- **Quoted passage**:
+ + + + +
- Little Rincon Mountains Location within Arizona

Highest point
- Peak: Forest Hill (peak)
- Elevation: 6,114 ft (1,864 m)
- Coordinates: 32°07′39″N 110°25′54″W﻿ / ﻿32.1276°N 110.4317°W

Dimensions
- Length: 15 mi (24 km) SW x NE
- Width: 8 mi (13 km)

Geography
- Country: United States
- State: Arizona
- Regions: San Pedro Valley, Madrean Sky Islands and Sonoran Desert
- Counties: Cochise and Pima
- Cities: Cascabel, AZ and Redington, AZ (Benson, AZ)
- Range coordinates: 32°07′39″N 110°25′54″W﻿ / ﻿32.1276°N 110.4317°W
- Borders on: Rincon Mountains and San Pedro River

= Little Rincon Mountains =

Landform in southern Arizona

The Little Rincon Mountains are a small range of mountains, lying to the east of the Rincon Mountains, at Tucson, of eastern Pima County, Arizona. The range is located in northwest Cochise County and is part of the western border of the San Pedro River and Valley, the major valley and river of western Cochise County. The river is northward flowing to meet the Gila River; its headwaters are south of the US-Mexico border in northern Sonora. A small part of the Little Rincon range's southwest lies in Pima County.
+ + + + +
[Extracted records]

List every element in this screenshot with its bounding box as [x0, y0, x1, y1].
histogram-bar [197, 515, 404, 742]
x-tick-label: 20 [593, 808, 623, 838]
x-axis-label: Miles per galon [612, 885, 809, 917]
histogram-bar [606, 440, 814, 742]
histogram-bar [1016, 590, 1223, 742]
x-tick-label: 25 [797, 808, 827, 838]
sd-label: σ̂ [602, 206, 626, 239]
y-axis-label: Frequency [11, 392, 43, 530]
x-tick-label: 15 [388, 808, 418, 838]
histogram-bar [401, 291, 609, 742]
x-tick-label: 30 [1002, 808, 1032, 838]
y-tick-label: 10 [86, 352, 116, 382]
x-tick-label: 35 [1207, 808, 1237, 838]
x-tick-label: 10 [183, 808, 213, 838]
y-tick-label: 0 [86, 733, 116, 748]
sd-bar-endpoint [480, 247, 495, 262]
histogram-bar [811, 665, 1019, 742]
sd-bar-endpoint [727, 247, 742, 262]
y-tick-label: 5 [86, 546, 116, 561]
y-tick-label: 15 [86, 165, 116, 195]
+ + + + +
- **What to work on**: Can you repeat, word for word, the stretch of the Little Rincon Mountains text from "- Range coordinates: 32°07′39″N" through "in Pima County."?

- **Output of the task**:
- Range coordinates: 32°07′39″N 110°25′54″W﻿ / ﻿32.1276°N 110.4317°W
- Borders on: Rincon Mountains and San Pedro River

= Little Rincon Mountains =

Landform in southern Arizona

The Little Rincon Mountains are a small range of mountains, lying to the east of the Rincon Mountains, at Tucson, of eastern Pima County, Arizona. The range is located in northwest Cochise County and is part of the western border of the San Pedro River and Valley, the major valley and river of western Cochise County. The river is northward flowing to meet the Gila River; its headwaters are south of the US-Mexico border in northern Sonora. A small part of the Little Rincon range's southwest lies in Pima County.